▶ AIM OF THE TASK: Without including any images, repeat the data exactly.

....................

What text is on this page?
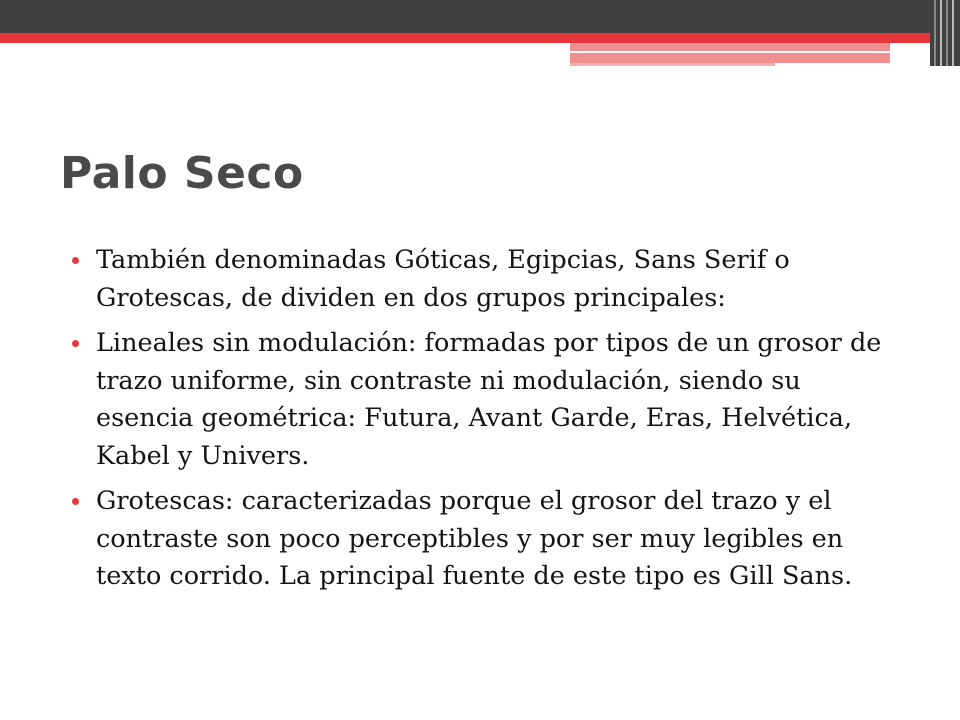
Palo Seco
También denominadas Góticas, Egipcias, Sans Serif o Grotescas, de dividen en dos grupos principales:
Lineales sin modulación: formadas por tipos de un grosor de trazo uniforme, sin contraste ni modulación, siendo su esencia geométrica: Futura, Avant Garde, Eras, Helvética, Kabel y Univers.
Grotescas: caracterizadas porque el grosor del trazo y el contraste son poco perceptibles y por ser muy legibles en texto corrido. La principal fuente de este tipo es Gill Sans.
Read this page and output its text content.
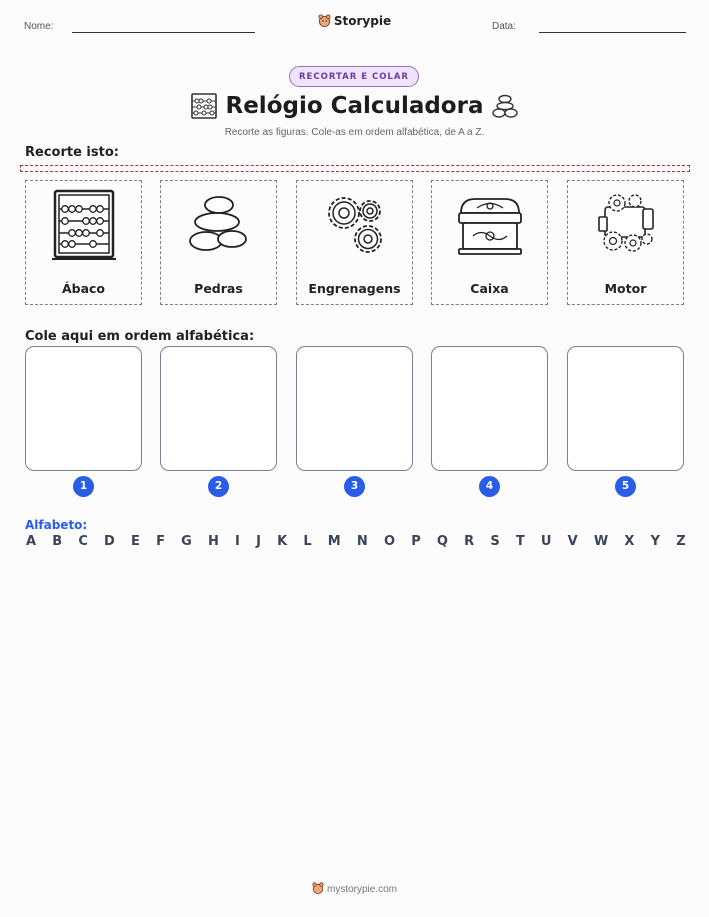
Nome:	Storypie	Data:
RECORTAR E COLAR
Relógio Calculadora
Recorte as figuras. Cole-as em ordem alfabética, de A a Z.
Recorte isto:
Ábaco	Pedras	Engrenagens	Caixa	Motor
Cole aqui em ordem alfabética:
1	2	3	4	5
Alfabeto:
A B C D E F G H I J K L M N O P Q R S T U V W X Y Z
mystorypie.com
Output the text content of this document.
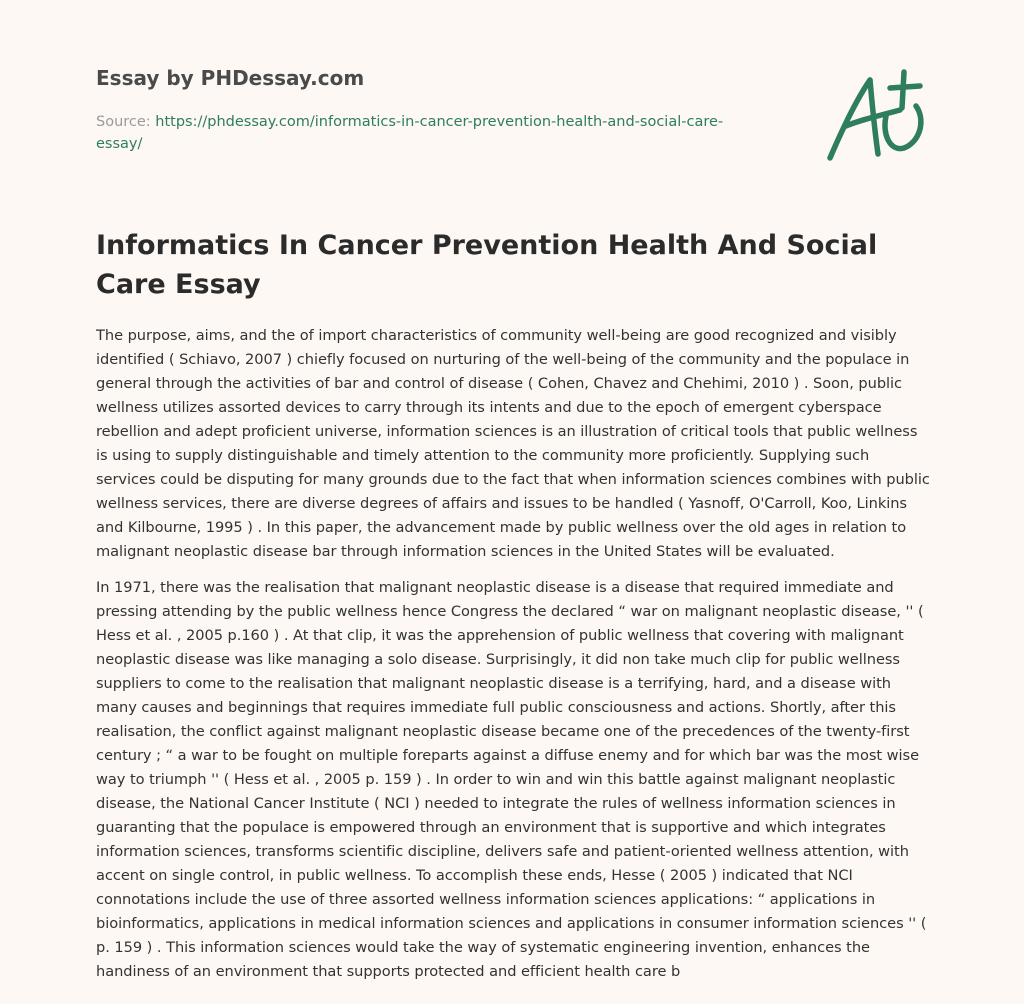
Essay by PHDessay.com
Source: https://phdessay.com/informatics-in-cancer-prevention-health-and-social-care-essay/
Informatics In Cancer Prevention Health And Social Care Essay

The purpose, aims, and the of import characteristics of community well-being are good recognized and visibly identified ( Schiavo, 2007 ) chiefly focused on nurturing of the well-being of the community and the populace in general through the activities of bar and control of disease ( Cohen, Chavez and Chehimi, 2010 ) . Soon, public wellness utilizes assorted devices to carry through its intents and due to the epoch of emergent cyberspace rebellion and adept proficient universe, information sciences is an illustration of critical tools that public wellness is using to supply distinguishable and timely attention to the community more proficiently. Supplying such services could be disputing for many grounds due to the fact that when information sciences combines with public wellness services, there are diverse degrees of affairs and issues to be handled ( Yasnoff, O'Carroll, Koo, Linkins and Kilbourne, 1995 ) . In this paper, the advancement made by public wellness over the old ages in relation to malignant neoplastic disease bar through information sciences in the United States will be evaluated.

In 1971, there was the realisation that malignant neoplastic disease is a disease that required immediate and pressing attending by the public wellness hence Congress the declared “ war on malignant neoplastic disease, '' ( Hess et al. , 2005 p.160 ) . At that clip, it was the apprehension of public wellness that covering with malignant neoplastic disease was like managing a solo disease. Surprisingly, it did non take much clip for public wellness suppliers to come to the realisation that malignant neoplastic disease is a terrifying, hard, and a disease with many causes and beginnings that requires immediate full public consciousness and actions. Shortly, after this realisation, the conflict against malignant neoplastic disease became one of the precedences of the twenty-first century ; “ a war to be fought on multiple foreparts against a diffuse enemy and for which bar was the most wise way to triumph '' ( Hess et al. , 2005 p. 159 ) . In order to win and win this battle against malignant neoplastic disease, the National Cancer Institute ( NCI ) needed to integrate the rules of wellness information sciences in guaranting that the populace is empowered through an environment that is supportive and which integrates information sciences, transforms scientific discipline, delivers safe and patient-oriented wellness attention, with accent on single control, in public wellness. To accomplish these ends, Hesse ( 2005 ) indicated that NCI connotations include the use of three assorted wellness information sciences applications: “ applications in bioinformatics, applications in medical information sciences and applications in consumer information sciences '' ( p. 159 ) . This information sciences would take the way of systematic engineering invention, enhances the handiness of an environment that supports protected and efficient health care b
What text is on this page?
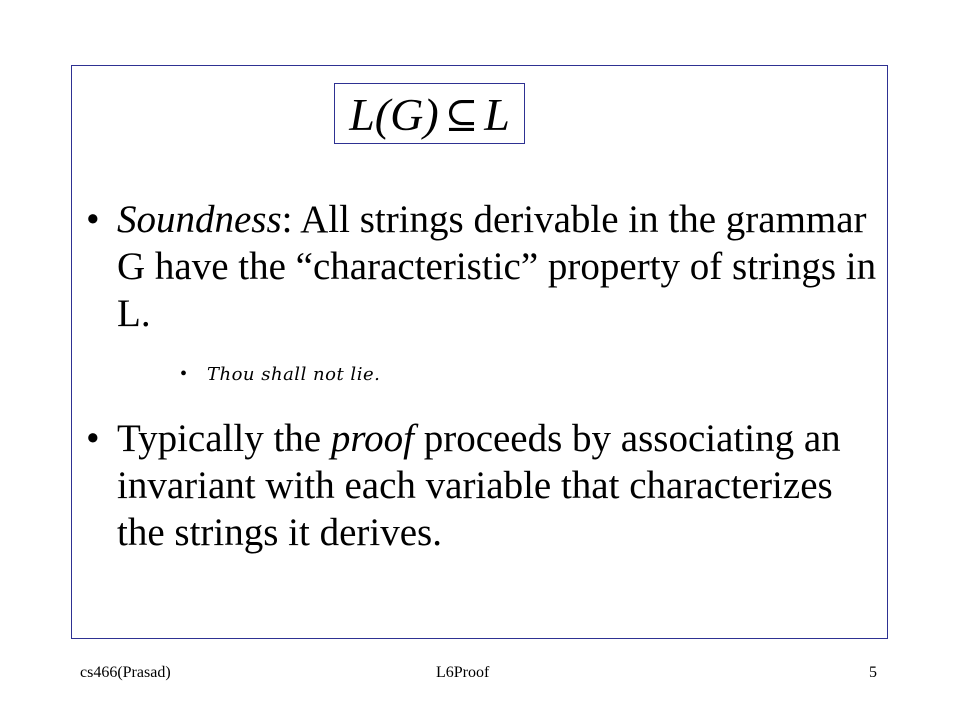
L(G) ⊆ L
• Soundness: All strings derivable in the grammar G have the “characteristic” property of strings in L.
• Thou shall not lie.
• Typically the proof proceeds by associating an invariant with each variable that characterizes the strings it derives.
cs466(Prasad)	L6Proof	5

....................

▶ OUTPUT FOR THIS TASK:
What text is on this page?
Palo Seco
También denominadas Góticas, Egipcias, Sans Serif o Grotescas, de dividen en dos grupos principales:
Lineales sin modulación: formadas por tipos de un grosor de trazo uniforme, sin contraste ni modulación, siendo su esencia geométrica: Futura, Avant Garde, Eras, Helvética, Kabel y Univers.
Grotescas: caracterizadas porque el grosor del trazo y el contraste son poco perceptibles y por ser muy legibles en texto corrido. La principal fuente de este tipo es Gill Sans.
Read this page and output its text content.
Nome:	Storypie	Data:
RECORTAR E COLAR
Relógio Calculadora
Recorte as figuras. Cole-as em ordem alfabética, de A a Z.
Recorte isto:
Ábaco	Pedras	Engrenagens	Caixa	Motor
Cole aqui em ordem alfabética:
1	2	3	4	5
Alfabeto:
A B C D E F G H I J K L M N O P Q R S T U V W X Y Z
mystorypie.com
Output the text content of this document.
Essay by PHDessay.com
Source: https://phdessay.com/informatics-in-cancer-prevention-health-and-social-care-essay/
Informatics In Cancer Prevention Health And Social Care Essay

The purpose, aims, and the of import characteristics of community well-being are good recognized and visibly identified ( Schiavo, 2007 ) chiefly focused on nurturing of the well-being of the community and the populace in general through the activities of bar and control of disease ( Cohen, Chavez and Chehimi, 2010 ) . Soon, public wellness utilizes assorted devices to carry through its intents and due to the epoch of emergent cyberspace rebellion and adept proficient universe, information sciences is an illustration of critical tools that public wellness is using to supply distinguishable and timely attention to the community more proficiently. Supplying such services could be disputing for many grounds due to the fact that when information sciences combines with public wellness services, there are diverse degrees of affairs and issues to be handled ( Yasnoff, O'Carroll, Koo, Linkins and Kilbourne, 1995 ) . In this paper, the advancement made by public wellness over the old ages in relation to malignant neoplastic disease bar through information sciences in the United States will be evaluated.

In 1971, there was the realisation that malignant neoplastic disease is a disease that required immediate and pressing attending by the public wellness hence Congress the declared “ war on malignant neoplastic disease, '' ( Hess et al. , 2005 p.160 ) . At that clip, it was the apprehension of public wellness that covering with malignant neoplastic disease was like managing a solo disease. Surprisingly, it did non take much clip for public wellness suppliers to come to the realisation that malignant neoplastic disease is a terrifying, hard, and a disease with many causes and beginnings that requires immediate full public consciousness and actions. Shortly, after this realisation, the conflict against malignant neoplastic disease became one of the precedences of the twenty-first century ; “ a war to be fought on multiple foreparts against a diffuse enemy and for which bar was the most wise way to triumph '' ( Hess et al. , 2005 p. 159 ) . In order to win and win this battle against malignant neoplastic disease, the National Cancer Institute ( NCI ) needed to integrate the rules of wellness information sciences in guaranting that the populace is empowered through an environment that is supportive and which integrates information sciences, transforms scientific discipline, delivers safe and patient-oriented wellness attention, with accent on single control, in public wellness. To accomplish these ends, Hesse ( 2005 ) indicated that NCI connotations include the use of three assorted wellness information sciences applications: “ applications in bioinformatics, applications in medical information sciences and applications in consumer information sciences '' ( p. 159 ) . This information sciences would take the way of systematic engineering invention, enhances the handiness of an environment that supports protected and efficient health care b
What text is on this page?
L(G) ⊆ L
• Soundness: All strings derivable in the grammar G have the “characteristic” property of strings in L.
• Thou shall not lie.
• Typically the proof proceeds by associating an invariant with each variable that characterizes the strings it derives.
cs466(Prasad)	L6Proof	5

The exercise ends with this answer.